▸ **STATED TASK**:
Copy out, word for word, the lines among the items below. Begin at the line that contains "validity-time-field: 14:30: [323, 176, 421, 198]", and stop after the line that contains "field-label: ایجاد کننده".
─── DATASET ENTRIES ───
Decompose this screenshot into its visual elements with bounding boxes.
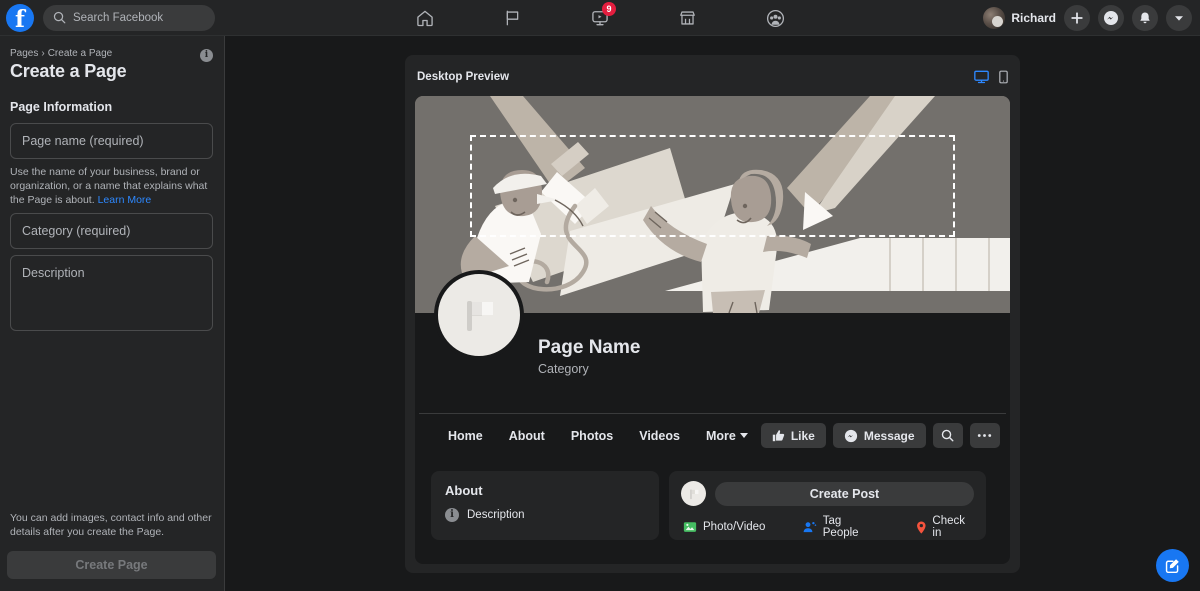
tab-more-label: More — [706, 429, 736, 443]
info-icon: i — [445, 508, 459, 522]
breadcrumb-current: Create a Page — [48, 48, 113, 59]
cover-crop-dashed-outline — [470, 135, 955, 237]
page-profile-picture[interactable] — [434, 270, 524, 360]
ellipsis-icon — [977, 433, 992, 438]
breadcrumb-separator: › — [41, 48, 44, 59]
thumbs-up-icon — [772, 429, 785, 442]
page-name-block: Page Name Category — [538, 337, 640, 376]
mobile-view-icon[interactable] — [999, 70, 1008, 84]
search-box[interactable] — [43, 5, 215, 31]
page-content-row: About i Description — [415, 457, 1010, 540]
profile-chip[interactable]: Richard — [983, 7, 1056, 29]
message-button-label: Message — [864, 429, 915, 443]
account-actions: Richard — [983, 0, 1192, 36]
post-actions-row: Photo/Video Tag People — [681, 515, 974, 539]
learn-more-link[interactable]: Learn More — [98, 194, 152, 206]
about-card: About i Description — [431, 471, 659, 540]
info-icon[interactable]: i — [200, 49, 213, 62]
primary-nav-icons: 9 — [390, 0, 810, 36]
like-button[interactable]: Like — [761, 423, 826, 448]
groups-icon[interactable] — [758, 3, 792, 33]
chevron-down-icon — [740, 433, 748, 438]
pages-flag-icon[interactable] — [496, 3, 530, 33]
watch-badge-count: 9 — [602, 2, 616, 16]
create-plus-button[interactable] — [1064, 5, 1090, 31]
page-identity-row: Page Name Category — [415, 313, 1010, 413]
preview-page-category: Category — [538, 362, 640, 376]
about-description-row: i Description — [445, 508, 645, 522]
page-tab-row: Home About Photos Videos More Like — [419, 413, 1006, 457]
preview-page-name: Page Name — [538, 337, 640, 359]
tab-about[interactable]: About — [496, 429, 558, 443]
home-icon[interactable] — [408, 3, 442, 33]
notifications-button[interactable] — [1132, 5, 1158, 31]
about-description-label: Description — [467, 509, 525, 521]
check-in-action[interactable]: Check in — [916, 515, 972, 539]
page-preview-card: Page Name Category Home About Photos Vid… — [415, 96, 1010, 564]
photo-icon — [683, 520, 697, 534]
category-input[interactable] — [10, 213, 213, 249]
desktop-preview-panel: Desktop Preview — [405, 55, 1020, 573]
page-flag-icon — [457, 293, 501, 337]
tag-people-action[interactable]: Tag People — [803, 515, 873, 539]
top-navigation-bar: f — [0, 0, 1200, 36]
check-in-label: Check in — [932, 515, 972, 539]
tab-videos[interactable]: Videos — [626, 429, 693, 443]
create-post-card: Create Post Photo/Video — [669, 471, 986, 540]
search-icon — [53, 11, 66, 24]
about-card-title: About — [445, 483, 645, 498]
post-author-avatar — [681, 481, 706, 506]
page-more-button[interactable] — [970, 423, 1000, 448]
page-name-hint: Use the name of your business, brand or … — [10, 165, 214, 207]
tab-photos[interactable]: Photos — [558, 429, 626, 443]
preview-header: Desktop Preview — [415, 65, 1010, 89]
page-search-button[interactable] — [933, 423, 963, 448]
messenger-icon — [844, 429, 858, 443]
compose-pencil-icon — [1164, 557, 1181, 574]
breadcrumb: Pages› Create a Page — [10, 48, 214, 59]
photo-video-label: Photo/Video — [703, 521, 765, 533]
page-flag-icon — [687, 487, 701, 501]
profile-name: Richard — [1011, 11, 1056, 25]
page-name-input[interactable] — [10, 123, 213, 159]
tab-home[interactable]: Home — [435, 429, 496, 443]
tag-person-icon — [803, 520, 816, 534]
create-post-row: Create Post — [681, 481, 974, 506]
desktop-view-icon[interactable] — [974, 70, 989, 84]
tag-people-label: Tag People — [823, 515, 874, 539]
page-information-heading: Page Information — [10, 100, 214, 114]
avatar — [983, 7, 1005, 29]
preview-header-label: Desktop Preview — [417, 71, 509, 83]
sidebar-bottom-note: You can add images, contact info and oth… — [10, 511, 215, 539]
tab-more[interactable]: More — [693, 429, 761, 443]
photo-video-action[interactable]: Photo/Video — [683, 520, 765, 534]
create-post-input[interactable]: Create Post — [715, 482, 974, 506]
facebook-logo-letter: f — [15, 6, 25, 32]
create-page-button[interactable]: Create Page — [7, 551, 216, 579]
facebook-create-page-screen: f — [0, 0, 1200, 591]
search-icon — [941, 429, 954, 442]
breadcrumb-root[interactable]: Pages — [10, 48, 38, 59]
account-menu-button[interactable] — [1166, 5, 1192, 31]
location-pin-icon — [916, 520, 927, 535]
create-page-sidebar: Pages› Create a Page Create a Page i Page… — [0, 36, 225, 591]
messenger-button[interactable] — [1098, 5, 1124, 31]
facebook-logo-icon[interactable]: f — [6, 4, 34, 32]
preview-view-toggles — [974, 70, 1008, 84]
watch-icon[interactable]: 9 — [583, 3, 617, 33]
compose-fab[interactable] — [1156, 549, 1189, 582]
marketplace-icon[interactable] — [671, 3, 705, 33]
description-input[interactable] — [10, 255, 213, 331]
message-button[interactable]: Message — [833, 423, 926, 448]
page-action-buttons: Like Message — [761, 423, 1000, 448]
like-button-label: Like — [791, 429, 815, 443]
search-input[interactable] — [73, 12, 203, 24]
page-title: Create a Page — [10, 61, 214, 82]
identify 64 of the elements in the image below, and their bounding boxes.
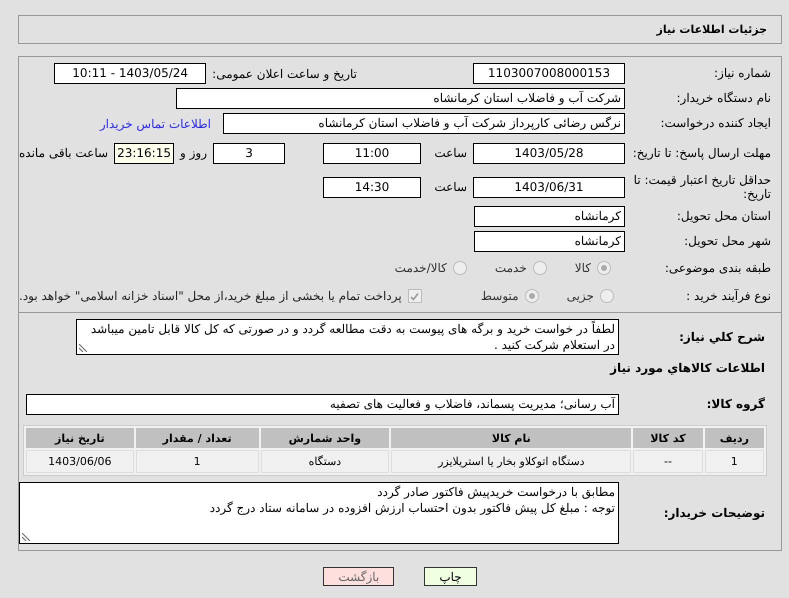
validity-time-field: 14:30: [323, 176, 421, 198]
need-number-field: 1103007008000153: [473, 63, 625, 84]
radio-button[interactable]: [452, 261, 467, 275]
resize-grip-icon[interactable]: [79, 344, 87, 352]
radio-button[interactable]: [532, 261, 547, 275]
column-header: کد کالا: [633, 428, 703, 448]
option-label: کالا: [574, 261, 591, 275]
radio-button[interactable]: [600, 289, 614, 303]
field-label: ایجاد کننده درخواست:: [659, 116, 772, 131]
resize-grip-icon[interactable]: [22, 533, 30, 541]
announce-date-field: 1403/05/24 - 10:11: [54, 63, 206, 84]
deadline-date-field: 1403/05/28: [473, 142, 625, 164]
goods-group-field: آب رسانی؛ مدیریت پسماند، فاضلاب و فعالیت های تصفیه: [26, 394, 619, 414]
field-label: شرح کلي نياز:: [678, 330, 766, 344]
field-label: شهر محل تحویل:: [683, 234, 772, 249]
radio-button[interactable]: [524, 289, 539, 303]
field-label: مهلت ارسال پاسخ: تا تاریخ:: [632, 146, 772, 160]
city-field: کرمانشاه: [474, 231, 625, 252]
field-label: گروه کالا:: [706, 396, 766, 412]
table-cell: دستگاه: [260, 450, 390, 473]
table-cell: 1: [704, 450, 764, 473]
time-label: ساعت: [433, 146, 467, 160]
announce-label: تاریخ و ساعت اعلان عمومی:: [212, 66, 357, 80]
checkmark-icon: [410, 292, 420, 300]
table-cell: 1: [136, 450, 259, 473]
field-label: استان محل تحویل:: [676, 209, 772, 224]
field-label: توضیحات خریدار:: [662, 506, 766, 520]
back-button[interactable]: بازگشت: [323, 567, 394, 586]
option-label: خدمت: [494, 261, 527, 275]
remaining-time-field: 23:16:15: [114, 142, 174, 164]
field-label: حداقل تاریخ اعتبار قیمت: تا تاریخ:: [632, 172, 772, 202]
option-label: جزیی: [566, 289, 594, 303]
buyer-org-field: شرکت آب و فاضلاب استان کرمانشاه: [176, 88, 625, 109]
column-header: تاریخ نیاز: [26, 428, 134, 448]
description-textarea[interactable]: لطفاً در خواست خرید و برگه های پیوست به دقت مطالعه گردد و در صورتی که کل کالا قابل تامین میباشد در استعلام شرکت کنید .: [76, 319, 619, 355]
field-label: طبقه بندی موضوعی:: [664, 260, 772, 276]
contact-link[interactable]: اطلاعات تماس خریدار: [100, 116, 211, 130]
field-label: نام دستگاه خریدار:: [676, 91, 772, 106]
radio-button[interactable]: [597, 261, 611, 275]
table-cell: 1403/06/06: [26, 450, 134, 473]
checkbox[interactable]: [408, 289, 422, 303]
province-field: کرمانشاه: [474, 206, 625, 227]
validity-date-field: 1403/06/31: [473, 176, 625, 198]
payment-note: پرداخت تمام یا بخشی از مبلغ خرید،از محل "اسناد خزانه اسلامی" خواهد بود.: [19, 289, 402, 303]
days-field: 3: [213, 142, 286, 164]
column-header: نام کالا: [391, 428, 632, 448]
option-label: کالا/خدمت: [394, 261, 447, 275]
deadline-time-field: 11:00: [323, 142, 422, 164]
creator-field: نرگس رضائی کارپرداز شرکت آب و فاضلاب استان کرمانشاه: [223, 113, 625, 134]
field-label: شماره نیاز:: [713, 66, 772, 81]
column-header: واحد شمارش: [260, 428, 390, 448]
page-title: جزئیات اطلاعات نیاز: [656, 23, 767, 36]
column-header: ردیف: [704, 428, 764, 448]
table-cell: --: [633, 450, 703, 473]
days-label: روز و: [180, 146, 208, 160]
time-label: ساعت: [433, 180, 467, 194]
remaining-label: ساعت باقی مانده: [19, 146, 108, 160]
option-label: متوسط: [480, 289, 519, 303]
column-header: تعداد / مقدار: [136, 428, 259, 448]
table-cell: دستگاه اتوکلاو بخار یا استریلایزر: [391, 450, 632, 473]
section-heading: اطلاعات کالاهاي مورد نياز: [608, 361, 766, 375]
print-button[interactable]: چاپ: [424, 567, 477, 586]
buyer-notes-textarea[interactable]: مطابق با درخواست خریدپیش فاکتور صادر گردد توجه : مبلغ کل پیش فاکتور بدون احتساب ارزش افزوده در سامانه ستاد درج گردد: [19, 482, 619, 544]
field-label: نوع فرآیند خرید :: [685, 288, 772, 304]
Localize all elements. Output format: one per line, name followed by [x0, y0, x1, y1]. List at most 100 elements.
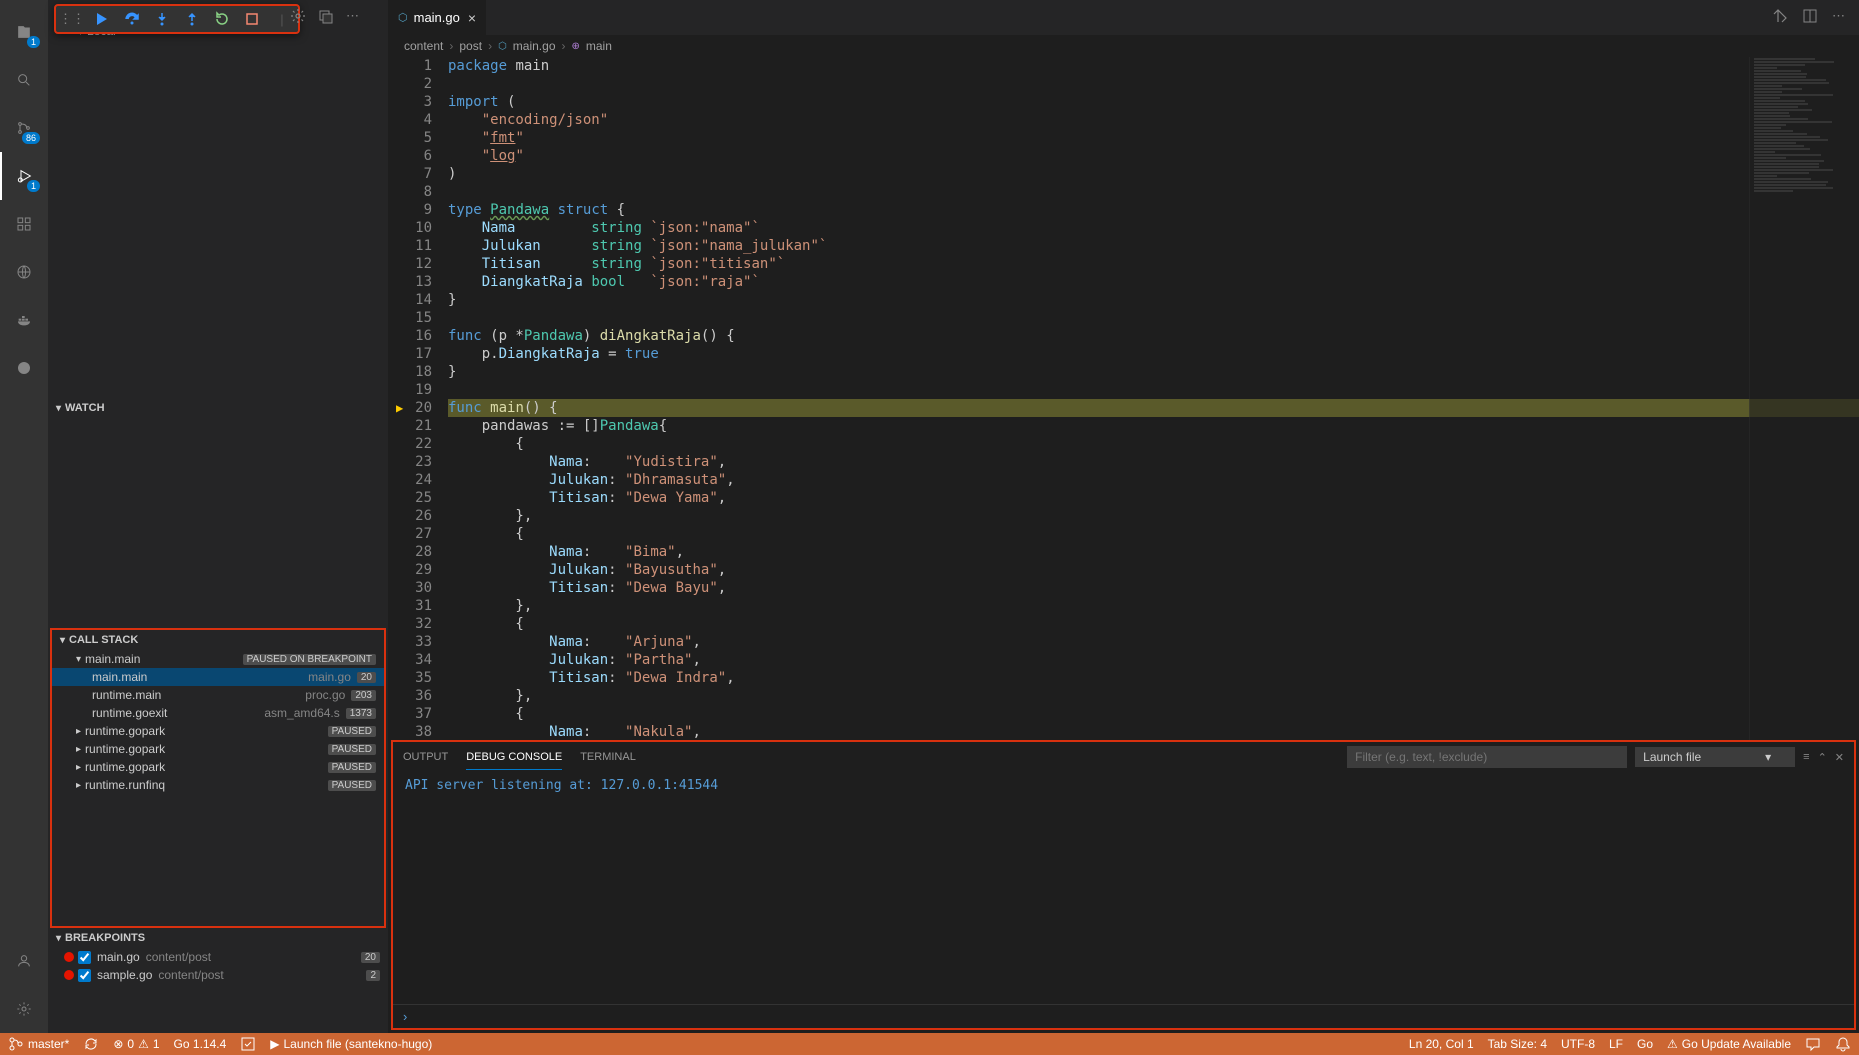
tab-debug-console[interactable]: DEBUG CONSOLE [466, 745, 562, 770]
───
▸ **OUTPUT FOR THIS TASK**:
validity-time-field: 14:30: [323, 176, 421, 198]
need-number-field: 1103007008000153: [473, 63, 625, 84]
radio-button[interactable]: [452, 261, 467, 275]
resize-grip-icon[interactable]: [79, 344, 87, 352]
radio-button[interactable]: [532, 261, 547, 275]
column-header: کد کالا: [633, 428, 703, 448]
option-label: کالا: [574, 261, 591, 275]
radio-button[interactable]: [600, 289, 614, 303]
field-label: ایجاد کننده درخواست:: [659, 116, 772, 131]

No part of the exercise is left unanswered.